- Exercise requirements:
Find every line in the records below that holds the word "front" and copy it.

- Extracted records:
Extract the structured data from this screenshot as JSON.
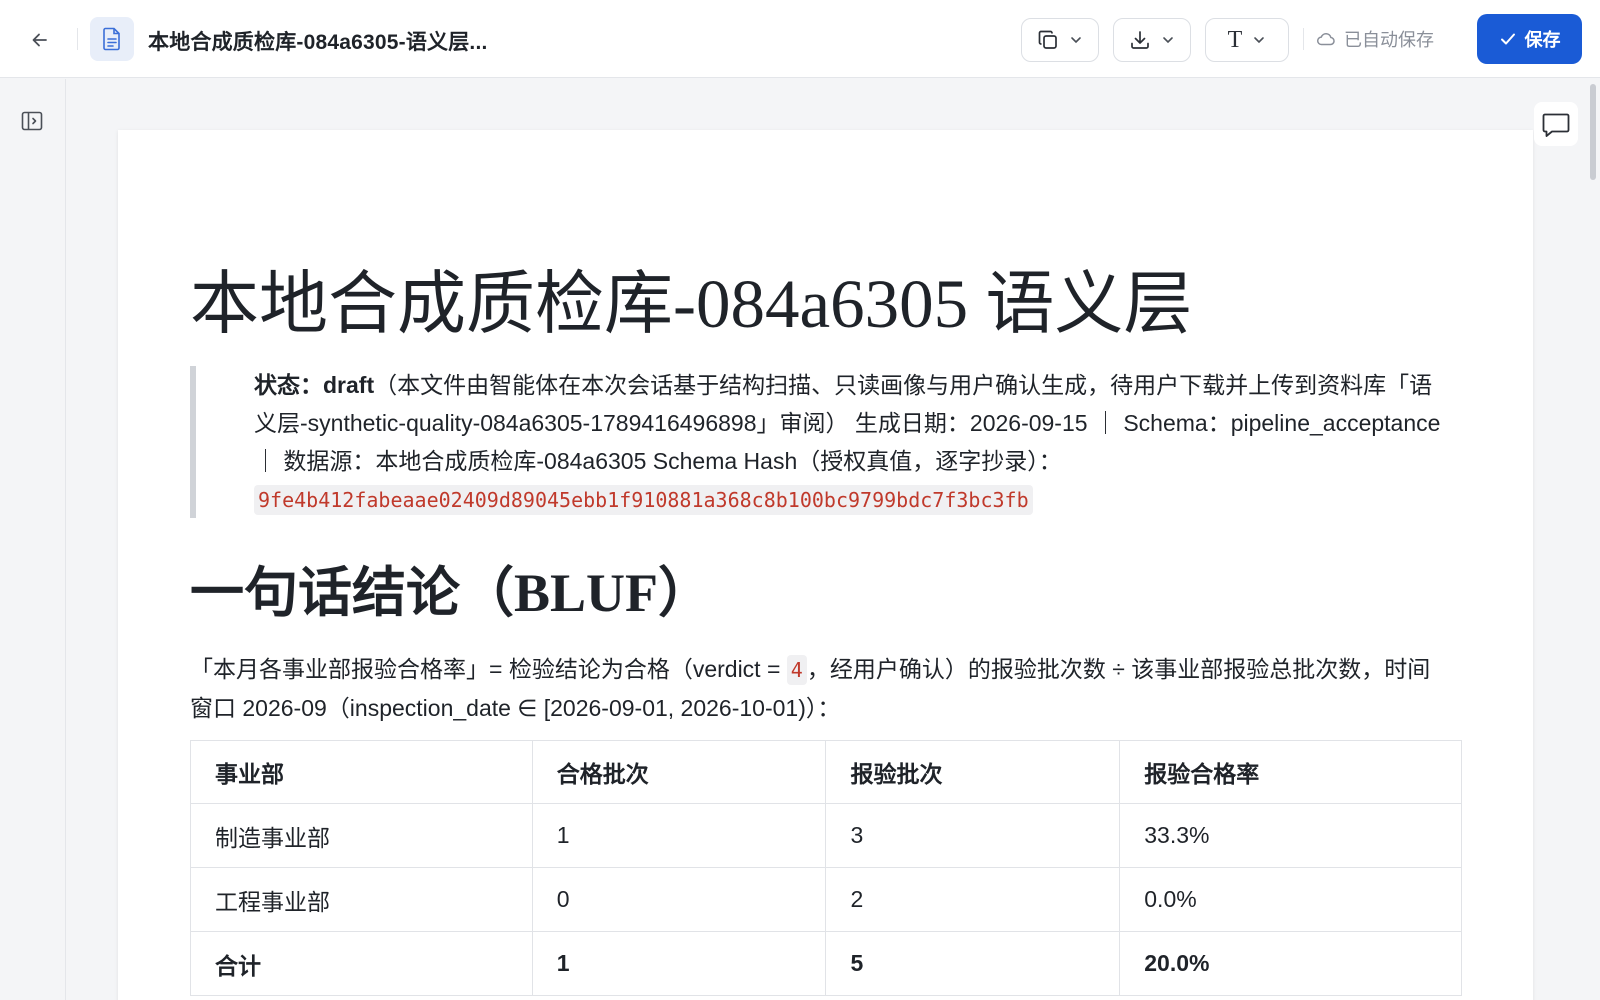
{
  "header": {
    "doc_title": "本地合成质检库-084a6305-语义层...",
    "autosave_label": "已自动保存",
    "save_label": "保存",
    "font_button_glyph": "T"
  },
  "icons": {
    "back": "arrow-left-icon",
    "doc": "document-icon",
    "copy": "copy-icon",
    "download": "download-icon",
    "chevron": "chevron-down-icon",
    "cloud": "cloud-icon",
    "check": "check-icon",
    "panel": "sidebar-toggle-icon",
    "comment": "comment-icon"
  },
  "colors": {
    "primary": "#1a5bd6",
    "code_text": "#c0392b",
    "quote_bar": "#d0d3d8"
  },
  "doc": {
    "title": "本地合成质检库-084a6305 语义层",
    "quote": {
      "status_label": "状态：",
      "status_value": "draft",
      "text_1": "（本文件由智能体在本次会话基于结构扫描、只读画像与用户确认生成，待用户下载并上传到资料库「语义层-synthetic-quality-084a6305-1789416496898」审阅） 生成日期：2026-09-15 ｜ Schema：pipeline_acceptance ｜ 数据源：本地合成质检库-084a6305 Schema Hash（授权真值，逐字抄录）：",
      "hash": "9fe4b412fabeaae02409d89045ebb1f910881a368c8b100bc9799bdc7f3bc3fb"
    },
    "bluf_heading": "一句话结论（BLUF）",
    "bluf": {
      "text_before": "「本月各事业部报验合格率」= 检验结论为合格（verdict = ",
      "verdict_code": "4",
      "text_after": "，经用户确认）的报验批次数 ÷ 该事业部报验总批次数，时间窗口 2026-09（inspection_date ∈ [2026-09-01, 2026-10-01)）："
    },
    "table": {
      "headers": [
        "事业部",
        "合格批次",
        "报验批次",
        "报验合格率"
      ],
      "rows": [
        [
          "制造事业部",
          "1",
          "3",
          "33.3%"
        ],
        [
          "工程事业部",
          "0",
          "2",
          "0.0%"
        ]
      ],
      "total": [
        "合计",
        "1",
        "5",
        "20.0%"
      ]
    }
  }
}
...
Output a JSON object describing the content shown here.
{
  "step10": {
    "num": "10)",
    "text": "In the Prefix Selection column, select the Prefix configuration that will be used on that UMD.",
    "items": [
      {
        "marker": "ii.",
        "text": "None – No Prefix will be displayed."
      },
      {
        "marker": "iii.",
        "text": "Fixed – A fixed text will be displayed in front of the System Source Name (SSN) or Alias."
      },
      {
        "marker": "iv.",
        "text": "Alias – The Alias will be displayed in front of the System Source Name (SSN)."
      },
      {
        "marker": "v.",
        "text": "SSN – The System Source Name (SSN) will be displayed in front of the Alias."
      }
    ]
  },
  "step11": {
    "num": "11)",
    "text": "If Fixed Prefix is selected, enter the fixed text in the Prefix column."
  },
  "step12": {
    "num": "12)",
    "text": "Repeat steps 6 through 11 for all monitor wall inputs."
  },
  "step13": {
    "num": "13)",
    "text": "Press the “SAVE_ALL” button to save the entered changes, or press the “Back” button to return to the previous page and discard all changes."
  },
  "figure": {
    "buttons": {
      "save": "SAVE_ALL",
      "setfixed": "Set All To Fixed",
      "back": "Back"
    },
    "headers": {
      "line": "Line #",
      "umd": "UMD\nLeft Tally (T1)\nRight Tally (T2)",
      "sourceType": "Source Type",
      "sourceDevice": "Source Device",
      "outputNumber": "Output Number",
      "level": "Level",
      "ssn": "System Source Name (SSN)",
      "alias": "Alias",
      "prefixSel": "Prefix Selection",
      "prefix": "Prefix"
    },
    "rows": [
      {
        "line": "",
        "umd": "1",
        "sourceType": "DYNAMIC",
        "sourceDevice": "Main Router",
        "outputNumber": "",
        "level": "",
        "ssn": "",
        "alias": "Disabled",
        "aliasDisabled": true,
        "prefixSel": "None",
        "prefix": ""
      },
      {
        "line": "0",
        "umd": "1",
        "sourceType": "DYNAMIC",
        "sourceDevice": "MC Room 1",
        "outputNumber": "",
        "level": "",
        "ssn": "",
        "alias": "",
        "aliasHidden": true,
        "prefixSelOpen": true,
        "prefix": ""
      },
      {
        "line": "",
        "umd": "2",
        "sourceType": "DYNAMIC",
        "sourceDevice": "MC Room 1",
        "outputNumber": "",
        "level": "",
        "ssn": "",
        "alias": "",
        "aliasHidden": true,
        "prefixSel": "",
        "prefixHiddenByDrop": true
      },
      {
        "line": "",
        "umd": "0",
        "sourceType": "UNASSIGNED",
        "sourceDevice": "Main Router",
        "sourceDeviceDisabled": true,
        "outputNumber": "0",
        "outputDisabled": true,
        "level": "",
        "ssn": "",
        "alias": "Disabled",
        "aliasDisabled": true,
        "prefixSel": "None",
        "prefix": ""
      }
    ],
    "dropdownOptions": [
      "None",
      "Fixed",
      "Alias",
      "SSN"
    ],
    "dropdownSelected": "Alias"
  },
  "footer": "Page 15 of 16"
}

- Problem solution:
        "text": "Fixed – A fixed text will be displayed in front of the System Source Name (SSN) or Alias."
        "text": "Alias – The Alias will be displayed in front of the System Source Name (SSN)."
        "text": "SSN – The System Source Name (SSN) will be displayed in front of the Alias."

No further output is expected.